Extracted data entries
>>>

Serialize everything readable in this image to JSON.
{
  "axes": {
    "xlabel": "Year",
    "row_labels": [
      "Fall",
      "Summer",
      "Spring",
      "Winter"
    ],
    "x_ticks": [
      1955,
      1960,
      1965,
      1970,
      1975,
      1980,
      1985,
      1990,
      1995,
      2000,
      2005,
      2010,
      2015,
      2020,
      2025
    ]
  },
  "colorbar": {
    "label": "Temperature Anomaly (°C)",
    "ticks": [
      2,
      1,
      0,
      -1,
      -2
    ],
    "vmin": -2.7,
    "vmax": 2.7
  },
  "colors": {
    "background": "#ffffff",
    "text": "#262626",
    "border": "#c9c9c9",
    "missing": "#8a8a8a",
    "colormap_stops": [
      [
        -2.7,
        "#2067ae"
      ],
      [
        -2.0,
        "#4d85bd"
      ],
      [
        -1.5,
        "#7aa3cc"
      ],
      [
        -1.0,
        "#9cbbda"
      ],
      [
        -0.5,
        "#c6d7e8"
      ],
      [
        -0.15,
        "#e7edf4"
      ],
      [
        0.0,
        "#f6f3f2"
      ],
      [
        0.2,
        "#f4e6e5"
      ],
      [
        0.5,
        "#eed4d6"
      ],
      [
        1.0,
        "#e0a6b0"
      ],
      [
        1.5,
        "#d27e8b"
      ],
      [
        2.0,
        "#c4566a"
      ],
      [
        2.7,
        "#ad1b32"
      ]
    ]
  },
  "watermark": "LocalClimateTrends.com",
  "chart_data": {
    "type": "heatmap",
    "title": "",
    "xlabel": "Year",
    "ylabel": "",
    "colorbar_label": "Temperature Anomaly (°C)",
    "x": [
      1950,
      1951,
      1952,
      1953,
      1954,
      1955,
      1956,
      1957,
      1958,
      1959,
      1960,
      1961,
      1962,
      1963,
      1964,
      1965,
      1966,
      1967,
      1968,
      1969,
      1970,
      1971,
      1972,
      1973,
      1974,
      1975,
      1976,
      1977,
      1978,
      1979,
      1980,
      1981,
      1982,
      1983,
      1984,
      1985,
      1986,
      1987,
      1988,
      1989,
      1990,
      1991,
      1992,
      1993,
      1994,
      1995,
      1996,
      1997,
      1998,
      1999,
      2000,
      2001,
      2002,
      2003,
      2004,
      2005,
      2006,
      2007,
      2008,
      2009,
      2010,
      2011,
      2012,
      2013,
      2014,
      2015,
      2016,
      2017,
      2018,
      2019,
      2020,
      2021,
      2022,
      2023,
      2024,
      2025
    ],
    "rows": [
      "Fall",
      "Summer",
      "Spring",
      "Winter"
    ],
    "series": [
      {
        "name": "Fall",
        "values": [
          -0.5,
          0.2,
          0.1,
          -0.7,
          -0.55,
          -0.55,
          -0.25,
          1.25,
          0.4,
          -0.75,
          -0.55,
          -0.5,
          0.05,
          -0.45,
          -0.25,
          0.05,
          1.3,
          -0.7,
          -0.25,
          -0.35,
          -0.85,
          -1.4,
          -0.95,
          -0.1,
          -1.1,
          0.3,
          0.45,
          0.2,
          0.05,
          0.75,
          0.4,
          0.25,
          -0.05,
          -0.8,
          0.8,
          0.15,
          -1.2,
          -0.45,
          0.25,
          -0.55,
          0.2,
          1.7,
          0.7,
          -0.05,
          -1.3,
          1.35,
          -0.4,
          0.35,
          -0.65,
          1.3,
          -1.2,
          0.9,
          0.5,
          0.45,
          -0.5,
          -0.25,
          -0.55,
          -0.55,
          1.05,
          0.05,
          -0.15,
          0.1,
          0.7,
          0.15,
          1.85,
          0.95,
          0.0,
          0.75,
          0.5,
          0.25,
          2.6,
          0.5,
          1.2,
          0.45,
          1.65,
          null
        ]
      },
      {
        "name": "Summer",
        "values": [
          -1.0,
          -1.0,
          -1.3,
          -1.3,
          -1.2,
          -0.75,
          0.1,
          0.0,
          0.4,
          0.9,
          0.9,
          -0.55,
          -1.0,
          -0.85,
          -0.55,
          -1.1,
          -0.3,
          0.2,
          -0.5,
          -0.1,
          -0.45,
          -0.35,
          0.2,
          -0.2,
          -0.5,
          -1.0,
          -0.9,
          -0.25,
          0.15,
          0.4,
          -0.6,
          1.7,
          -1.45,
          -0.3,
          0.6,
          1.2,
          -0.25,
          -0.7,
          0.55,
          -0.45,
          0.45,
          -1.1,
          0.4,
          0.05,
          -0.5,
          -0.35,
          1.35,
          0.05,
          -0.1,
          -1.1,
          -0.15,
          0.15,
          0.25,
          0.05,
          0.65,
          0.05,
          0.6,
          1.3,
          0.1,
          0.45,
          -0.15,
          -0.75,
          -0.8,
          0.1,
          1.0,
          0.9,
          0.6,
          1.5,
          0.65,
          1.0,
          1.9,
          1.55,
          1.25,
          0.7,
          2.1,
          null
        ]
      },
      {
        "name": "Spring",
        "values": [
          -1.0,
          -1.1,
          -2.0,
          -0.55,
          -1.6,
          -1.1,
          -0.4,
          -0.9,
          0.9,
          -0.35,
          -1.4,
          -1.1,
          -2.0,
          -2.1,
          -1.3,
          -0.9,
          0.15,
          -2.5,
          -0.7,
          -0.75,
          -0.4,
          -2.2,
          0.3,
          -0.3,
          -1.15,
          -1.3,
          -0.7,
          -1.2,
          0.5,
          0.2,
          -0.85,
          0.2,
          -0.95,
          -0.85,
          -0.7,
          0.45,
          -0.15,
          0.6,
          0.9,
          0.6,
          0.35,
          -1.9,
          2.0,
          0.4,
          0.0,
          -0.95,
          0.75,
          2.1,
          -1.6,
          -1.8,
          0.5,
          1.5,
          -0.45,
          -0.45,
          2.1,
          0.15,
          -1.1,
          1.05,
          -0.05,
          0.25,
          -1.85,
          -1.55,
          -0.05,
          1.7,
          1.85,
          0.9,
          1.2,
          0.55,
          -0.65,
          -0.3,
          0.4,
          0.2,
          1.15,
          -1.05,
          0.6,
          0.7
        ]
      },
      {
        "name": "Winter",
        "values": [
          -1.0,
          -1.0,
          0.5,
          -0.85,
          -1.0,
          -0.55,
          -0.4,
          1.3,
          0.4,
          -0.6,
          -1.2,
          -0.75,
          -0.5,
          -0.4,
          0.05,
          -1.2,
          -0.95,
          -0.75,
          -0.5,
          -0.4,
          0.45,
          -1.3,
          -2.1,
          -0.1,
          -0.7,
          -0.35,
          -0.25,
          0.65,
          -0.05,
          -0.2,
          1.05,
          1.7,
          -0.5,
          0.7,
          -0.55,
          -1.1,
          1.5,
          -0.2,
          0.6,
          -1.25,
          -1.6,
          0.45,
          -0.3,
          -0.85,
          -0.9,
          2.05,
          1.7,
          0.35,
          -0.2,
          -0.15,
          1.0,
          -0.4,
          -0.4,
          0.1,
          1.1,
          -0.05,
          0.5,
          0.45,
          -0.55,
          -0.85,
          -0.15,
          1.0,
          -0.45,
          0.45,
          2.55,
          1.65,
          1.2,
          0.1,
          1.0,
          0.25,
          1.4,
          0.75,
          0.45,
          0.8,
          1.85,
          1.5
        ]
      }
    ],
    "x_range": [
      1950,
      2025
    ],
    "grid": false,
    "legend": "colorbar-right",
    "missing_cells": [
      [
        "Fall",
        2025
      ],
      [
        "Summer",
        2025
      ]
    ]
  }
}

<<<

| What you are asked to do |
Give only the count of lines in this material that contain the string "Anomaly".

| Written response |
2